Identify each line below containing the string "this" and copy it.

** begin **

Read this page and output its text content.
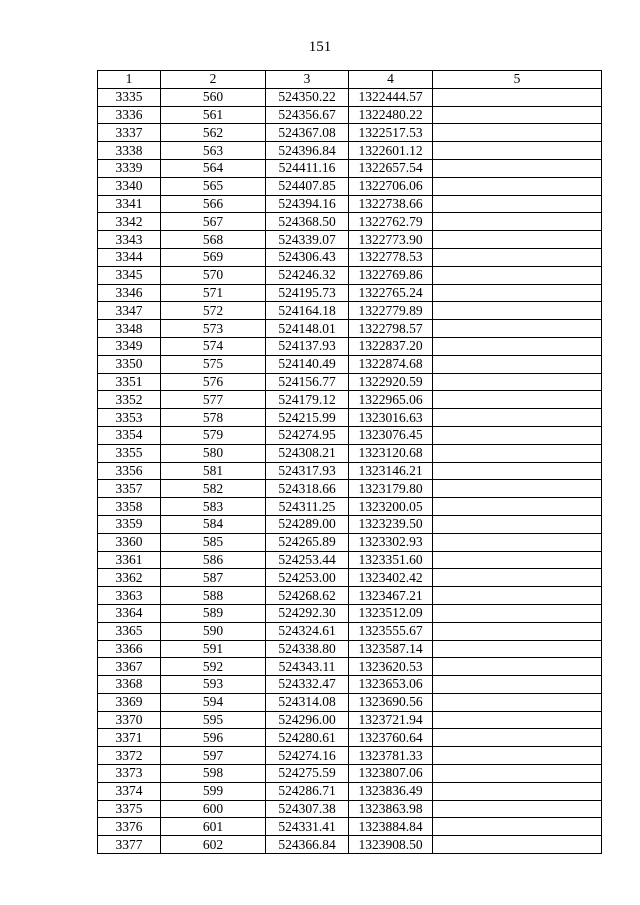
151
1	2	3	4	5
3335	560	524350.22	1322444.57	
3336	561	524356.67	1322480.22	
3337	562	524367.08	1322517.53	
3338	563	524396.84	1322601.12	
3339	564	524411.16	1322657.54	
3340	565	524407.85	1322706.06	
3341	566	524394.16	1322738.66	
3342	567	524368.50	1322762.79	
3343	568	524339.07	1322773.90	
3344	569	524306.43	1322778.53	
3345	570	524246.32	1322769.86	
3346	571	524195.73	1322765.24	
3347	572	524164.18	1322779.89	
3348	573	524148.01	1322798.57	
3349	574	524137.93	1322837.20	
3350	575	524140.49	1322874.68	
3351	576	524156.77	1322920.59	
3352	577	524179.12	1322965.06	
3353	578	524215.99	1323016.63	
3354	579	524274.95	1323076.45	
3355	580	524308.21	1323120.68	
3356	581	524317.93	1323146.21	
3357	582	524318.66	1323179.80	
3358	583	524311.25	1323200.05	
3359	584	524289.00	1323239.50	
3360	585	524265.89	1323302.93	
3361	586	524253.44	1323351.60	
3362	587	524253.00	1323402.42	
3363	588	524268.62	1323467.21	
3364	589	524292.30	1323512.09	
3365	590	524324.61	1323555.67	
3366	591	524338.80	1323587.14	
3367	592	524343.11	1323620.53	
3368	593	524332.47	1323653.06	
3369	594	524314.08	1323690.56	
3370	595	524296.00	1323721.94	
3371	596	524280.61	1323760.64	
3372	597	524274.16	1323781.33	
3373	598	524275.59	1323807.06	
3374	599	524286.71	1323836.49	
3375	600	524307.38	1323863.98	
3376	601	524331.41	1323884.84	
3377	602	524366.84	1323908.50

** end **
** begin **

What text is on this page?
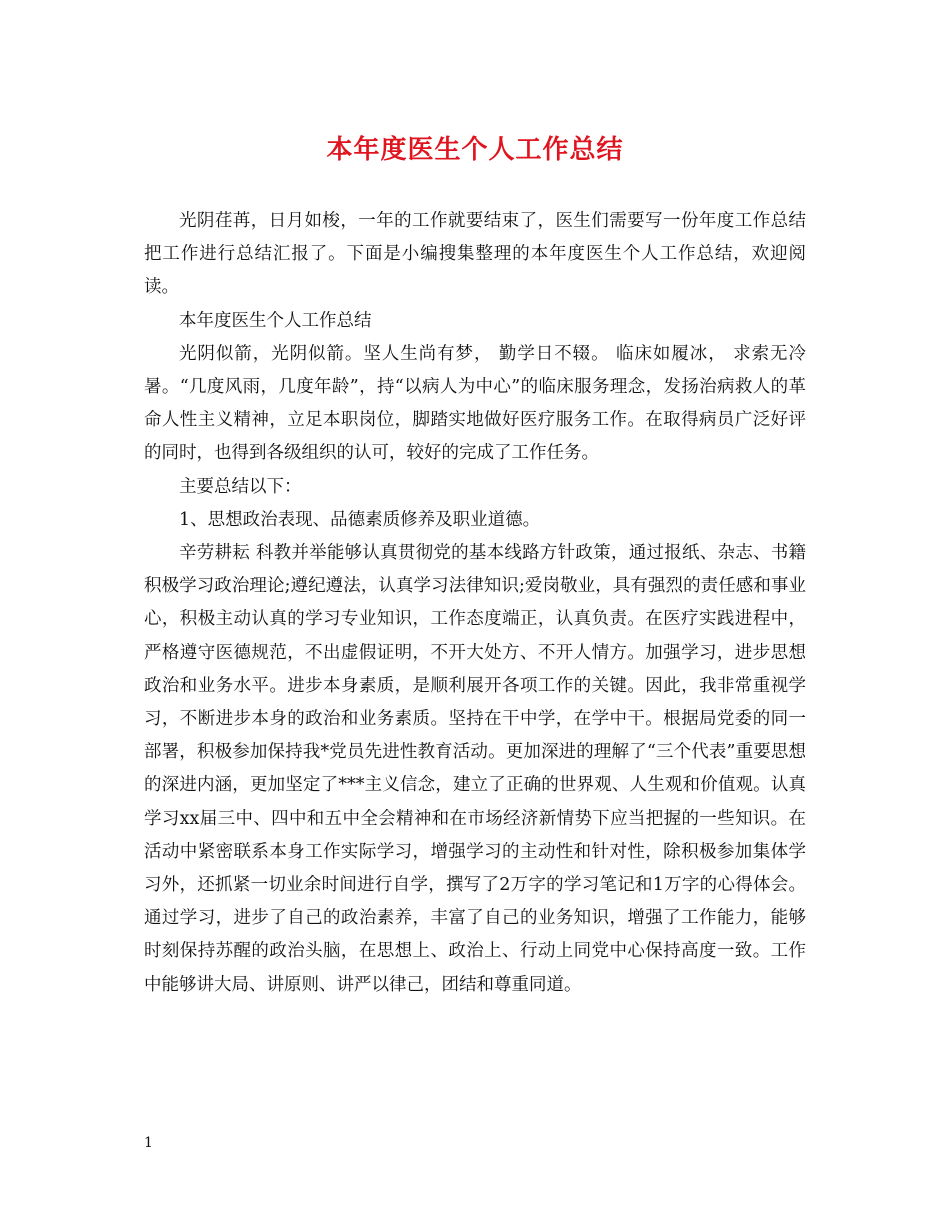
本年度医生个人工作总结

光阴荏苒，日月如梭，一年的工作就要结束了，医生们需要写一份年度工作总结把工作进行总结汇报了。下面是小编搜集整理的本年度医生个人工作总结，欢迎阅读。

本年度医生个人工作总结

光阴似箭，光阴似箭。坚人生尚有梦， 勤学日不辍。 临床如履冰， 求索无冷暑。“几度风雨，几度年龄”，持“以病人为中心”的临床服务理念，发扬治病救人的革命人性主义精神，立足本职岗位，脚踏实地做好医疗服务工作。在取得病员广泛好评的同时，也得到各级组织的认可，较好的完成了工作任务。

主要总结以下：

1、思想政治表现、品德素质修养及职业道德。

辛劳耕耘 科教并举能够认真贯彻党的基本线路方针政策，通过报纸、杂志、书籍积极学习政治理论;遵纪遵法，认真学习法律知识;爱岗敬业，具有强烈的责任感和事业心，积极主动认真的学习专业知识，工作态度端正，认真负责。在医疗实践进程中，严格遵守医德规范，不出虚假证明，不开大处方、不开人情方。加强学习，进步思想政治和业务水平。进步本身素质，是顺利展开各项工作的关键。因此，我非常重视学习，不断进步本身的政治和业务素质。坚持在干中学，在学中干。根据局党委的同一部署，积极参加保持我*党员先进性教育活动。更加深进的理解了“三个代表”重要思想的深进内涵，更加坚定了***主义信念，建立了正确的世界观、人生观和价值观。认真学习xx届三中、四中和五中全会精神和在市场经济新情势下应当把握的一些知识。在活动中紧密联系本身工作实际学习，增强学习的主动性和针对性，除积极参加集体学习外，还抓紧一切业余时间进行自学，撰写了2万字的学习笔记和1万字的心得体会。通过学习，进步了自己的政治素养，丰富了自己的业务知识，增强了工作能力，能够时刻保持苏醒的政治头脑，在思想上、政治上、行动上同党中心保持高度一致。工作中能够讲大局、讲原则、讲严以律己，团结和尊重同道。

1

** end **

COMPLETE ANSWER:
Read this page and output its text content.
What text is on this page?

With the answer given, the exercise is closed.